>> Start MATERIAL TO PROCESS
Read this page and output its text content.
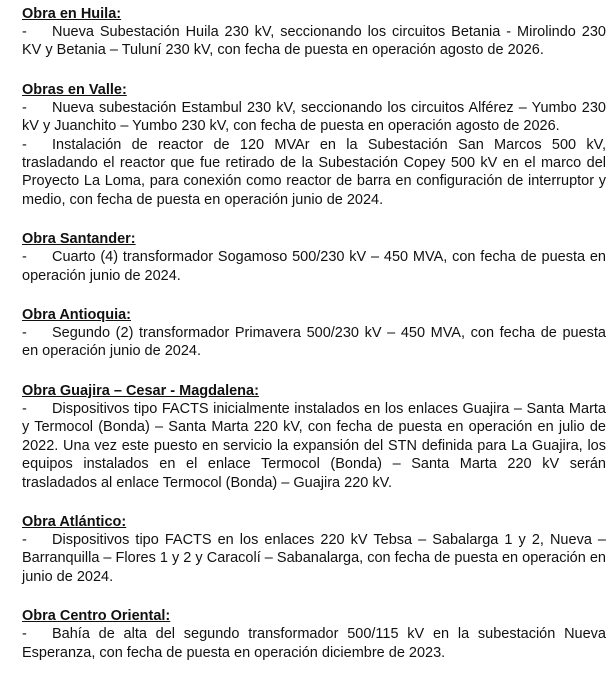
Obra en Huila:

- Nueva Subestación Huila 230 kV, seccionando los circuitos Betania - Mirolindo 230 KV y Betania – Tuluní 230 kV, con fecha de puesta en operación agosto de 2026.

Obras en Valle:

- Nueva subestación Estambul 230 kV, seccionando los circuitos Alférez – Yumbo 230 kV y Juanchito – Yumbo 230 kV, con fecha de puesta en operación agosto de 2026.

- Instalación de reactor de 120 MVAr en la Subestación San Marcos 500 kV, trasladando el reactor que fue retirado de la Subestación Copey 500 kV en el marco del Proyecto La Loma, para conexión como reactor de barra en configuración de interruptor y medio, con fecha de puesta en operación junio de 2024.

Obra Santander:

- Cuarto (4) transformador Sogamoso 500/230 kV – 450 MVA, con fecha de puesta en operación junio de 2024.

Obra Antioquia:

- Segundo (2) transformador Primavera 500/230 kV – 450 MVA, con fecha de puesta en operación junio de 2024.

Obra Guajira – Cesar - Magdalena:

- Dispositivos tipo FACTS inicialmente instalados en los enlaces Guajira – Santa Marta y Termocol (Bonda) – Santa Marta 220 kV, con fecha de puesta en operación en julio de 2022. Una vez este puesto en servicio la expansión del STN definida para La Guajira, los equipos instalados en el enlace Termocol (Bonda) – Santa Marta 220 kV serán trasladados al enlace Termocol (Bonda) – Guajira 220 kV.

Obra Atlántico:

- Dispositivos tipo FACTS en los enlaces 220 kV Tebsa – Sabalarga 1 y 2, Nueva – Barranquilla – Flores 1 y 2 y Caracolí – Sabanalarga, con fecha de puesta en operación en junio de 2024.

Obra Centro Oriental:

- Bahía de alta del segundo transformador 500/115 kV en la subestación Nueva Esperanza, con fecha de puesta en operación diciembre de 2023.
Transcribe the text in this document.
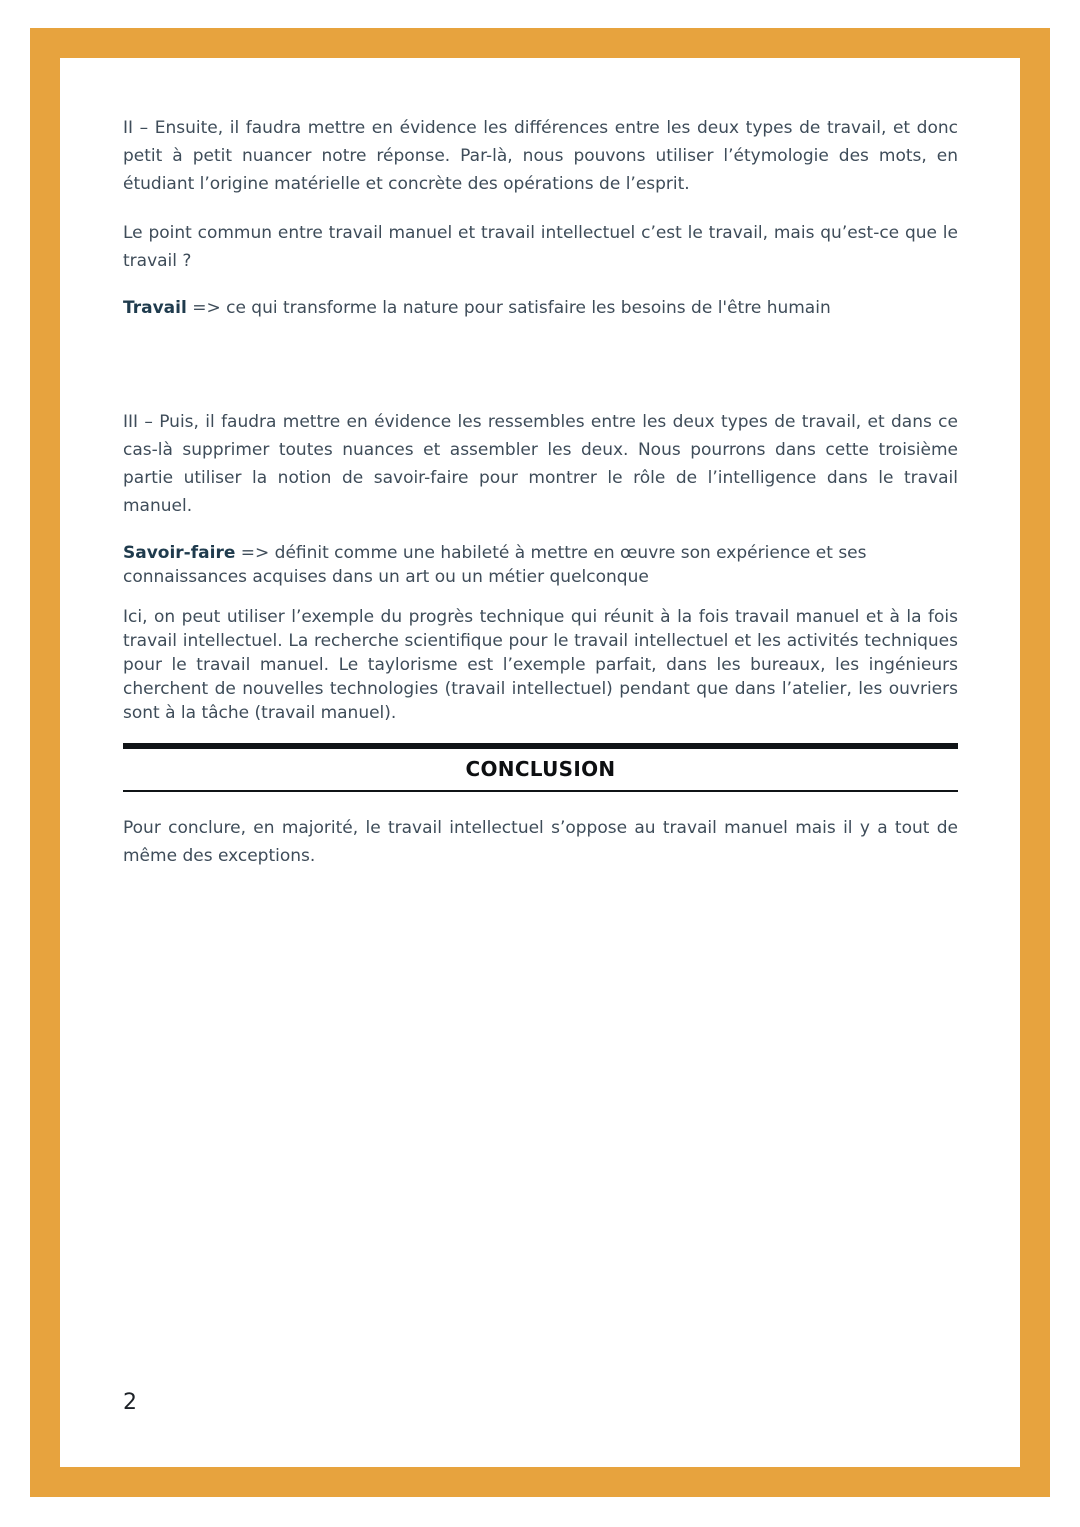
II – Ensuite, il faudra mettre en évidence les différences entre les deux types de travail, et donc petit à petit nuancer notre réponse. Par-là, nous pouvons utiliser l’étymologie des mots, en étudiant l’origine matérielle et concrète des opérations de l’esprit.

Le point commun entre travail manuel et travail intellectuel c’est le travail, mais qu’est-ce que le travail ?

Travail => ce qui transforme la nature pour satisfaire les besoins de l'être humain

III – Puis, il faudra mettre en évidence les ressembles entre les deux types de travail, et dans ce cas-là supprimer toutes nuances et assembler les deux. Nous pourrons dans cette troisième partie utiliser la notion de savoir-faire pour montrer le rôle de l’intelligence dans le travail manuel.

Savoir-faire => définit comme une habileté à mettre en œuvre son expérience et ses connaissances acquises dans un art ou un métier quelconque

Ici, on peut utiliser l’exemple du progrès technique qui réunit à la fois travail manuel et à la fois travail intellectuel. La recherche scientifique pour le travail intellectuel et les activités techniques pour le travail manuel. Le taylorisme est l’exemple parfait, dans les bureaux, les ingénieurs cherchent de nouvelles technologies (travail intellectuel) pendant que dans l’atelier, les ouvriers sont à la tâche (travail manuel).

CONCLUSION

Pour conclure, en majorité, le travail intellectuel s’oppose au travail manuel mais il y a tout de même des exceptions.

2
>> End MATERIAL TO PROCESS
Copy each line that holds the word "agosto".

SOLUTION TO THIS EXERCISE:
- Nueva Subestación Huila 230 kV, seccionando los circuitos Betania - Mirolindo 230 KV y Betania – Tuluní 230 kV, con fecha de puesta en operación agosto de 2026.
- Nueva subestación Estambul 230 kV, seccionando los circuitos Alférez – Yumbo 230 kV y Juanchito – Yumbo 230 kV, con fecha de puesta en operación agosto de 2026.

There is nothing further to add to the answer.